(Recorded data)
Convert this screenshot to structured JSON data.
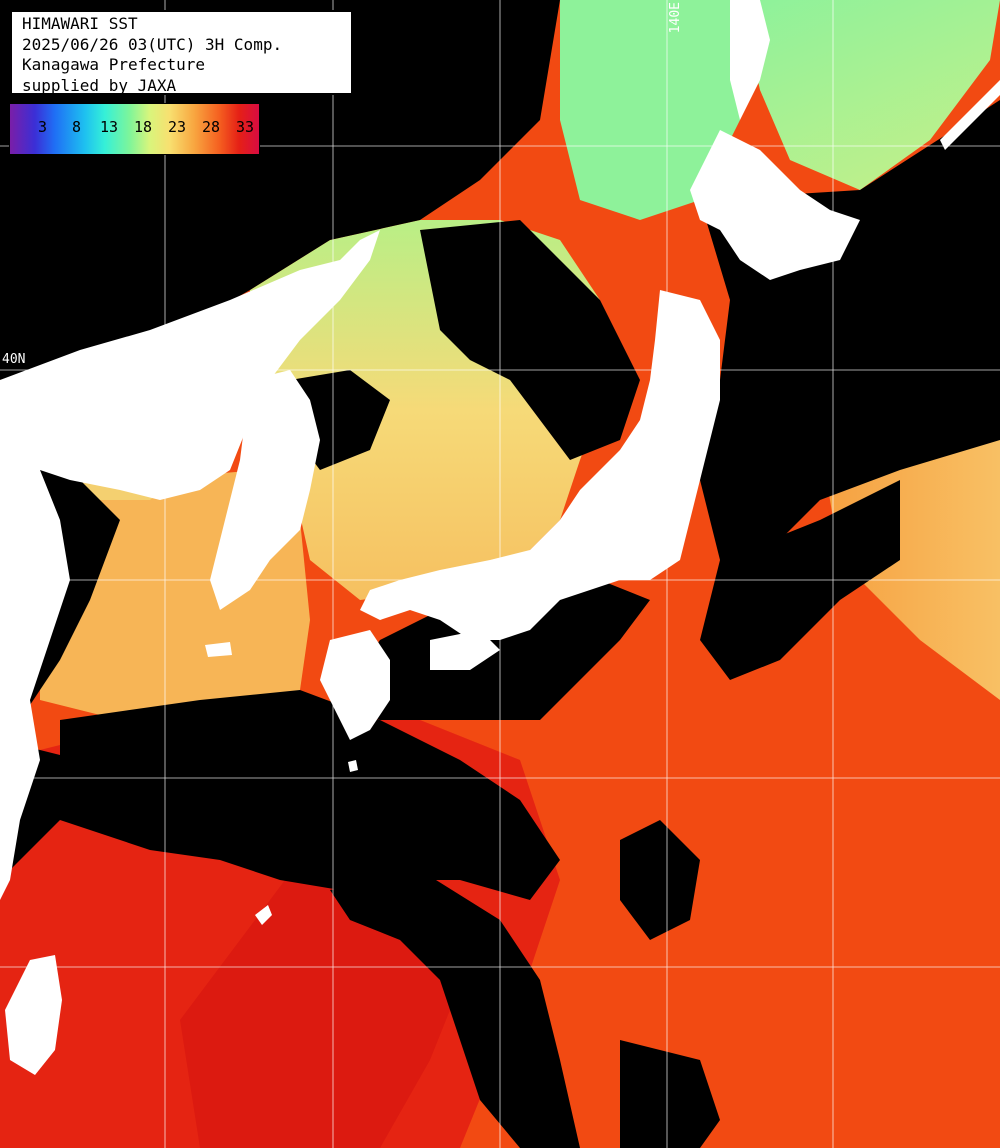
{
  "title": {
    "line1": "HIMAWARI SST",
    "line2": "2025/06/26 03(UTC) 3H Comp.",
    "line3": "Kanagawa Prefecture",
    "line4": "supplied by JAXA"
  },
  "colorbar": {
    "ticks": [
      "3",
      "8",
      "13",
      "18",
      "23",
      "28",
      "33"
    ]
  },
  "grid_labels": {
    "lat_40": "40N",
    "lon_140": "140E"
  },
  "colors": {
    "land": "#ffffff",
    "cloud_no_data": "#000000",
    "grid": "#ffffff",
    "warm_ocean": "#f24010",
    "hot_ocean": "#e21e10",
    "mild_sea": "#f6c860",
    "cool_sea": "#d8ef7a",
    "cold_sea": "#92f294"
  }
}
--
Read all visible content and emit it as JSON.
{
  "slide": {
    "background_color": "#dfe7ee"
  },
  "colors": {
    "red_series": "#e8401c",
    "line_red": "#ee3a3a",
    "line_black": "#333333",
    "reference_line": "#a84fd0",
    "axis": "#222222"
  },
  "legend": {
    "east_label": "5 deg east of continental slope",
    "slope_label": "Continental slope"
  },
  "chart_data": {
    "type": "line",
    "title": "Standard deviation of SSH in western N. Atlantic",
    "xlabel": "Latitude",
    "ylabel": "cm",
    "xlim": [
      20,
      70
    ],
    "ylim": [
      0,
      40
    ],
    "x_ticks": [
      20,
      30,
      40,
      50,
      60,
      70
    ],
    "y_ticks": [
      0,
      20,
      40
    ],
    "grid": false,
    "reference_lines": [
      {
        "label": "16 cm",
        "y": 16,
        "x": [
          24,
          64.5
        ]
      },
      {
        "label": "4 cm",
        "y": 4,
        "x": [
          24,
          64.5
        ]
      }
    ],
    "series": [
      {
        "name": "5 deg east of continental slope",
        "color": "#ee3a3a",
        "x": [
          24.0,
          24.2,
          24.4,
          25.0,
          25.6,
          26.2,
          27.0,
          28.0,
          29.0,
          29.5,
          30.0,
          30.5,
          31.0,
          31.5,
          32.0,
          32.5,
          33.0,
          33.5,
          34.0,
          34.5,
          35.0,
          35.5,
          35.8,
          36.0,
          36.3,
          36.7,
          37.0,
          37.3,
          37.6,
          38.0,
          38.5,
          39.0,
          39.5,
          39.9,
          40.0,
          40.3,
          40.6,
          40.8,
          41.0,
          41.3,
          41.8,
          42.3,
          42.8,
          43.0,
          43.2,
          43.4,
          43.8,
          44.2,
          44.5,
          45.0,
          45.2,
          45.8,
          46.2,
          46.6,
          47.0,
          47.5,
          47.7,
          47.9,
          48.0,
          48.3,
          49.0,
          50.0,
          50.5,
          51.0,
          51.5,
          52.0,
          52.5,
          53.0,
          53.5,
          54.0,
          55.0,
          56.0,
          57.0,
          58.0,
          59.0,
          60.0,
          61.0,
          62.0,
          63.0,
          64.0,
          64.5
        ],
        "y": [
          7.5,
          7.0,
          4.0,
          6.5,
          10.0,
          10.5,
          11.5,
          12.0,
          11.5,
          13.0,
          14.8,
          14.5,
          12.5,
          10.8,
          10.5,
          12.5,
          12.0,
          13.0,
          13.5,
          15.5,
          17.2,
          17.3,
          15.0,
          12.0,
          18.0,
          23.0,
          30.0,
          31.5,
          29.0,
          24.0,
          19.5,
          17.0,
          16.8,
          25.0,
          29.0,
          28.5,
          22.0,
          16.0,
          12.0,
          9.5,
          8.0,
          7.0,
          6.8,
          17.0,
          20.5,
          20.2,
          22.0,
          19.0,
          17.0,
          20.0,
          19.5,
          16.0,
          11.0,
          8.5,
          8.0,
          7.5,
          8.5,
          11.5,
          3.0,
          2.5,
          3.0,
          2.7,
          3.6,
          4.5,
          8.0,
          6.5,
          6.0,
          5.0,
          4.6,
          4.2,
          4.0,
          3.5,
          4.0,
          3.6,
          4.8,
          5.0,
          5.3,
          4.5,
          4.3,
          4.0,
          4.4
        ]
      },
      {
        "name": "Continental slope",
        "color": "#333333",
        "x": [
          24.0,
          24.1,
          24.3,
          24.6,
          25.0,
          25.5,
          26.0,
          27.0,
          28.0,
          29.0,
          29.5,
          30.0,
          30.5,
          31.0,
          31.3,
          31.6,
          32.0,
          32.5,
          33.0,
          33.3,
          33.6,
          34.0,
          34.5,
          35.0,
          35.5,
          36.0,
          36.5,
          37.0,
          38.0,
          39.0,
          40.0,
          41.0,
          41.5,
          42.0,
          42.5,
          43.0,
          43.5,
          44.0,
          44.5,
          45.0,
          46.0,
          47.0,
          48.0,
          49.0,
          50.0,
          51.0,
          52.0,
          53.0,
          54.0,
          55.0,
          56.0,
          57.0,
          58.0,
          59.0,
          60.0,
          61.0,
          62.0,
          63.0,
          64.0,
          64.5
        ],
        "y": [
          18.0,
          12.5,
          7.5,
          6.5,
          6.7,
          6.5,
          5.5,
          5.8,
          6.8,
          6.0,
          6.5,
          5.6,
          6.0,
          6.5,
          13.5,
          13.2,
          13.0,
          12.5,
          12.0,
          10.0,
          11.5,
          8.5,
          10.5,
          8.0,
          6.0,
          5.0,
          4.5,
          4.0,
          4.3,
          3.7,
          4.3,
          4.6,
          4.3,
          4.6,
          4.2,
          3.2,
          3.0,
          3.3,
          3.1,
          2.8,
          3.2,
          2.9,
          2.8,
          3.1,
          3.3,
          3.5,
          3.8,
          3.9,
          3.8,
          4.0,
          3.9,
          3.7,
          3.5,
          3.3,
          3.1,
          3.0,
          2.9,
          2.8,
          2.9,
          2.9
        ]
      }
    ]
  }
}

• [SET EXERCISE]
Check all the records above and select each line where the string "name" is found.

• [CORRECT ANSWER]
        "name": "5 deg east of continental slope",
        "name": "Continental slope",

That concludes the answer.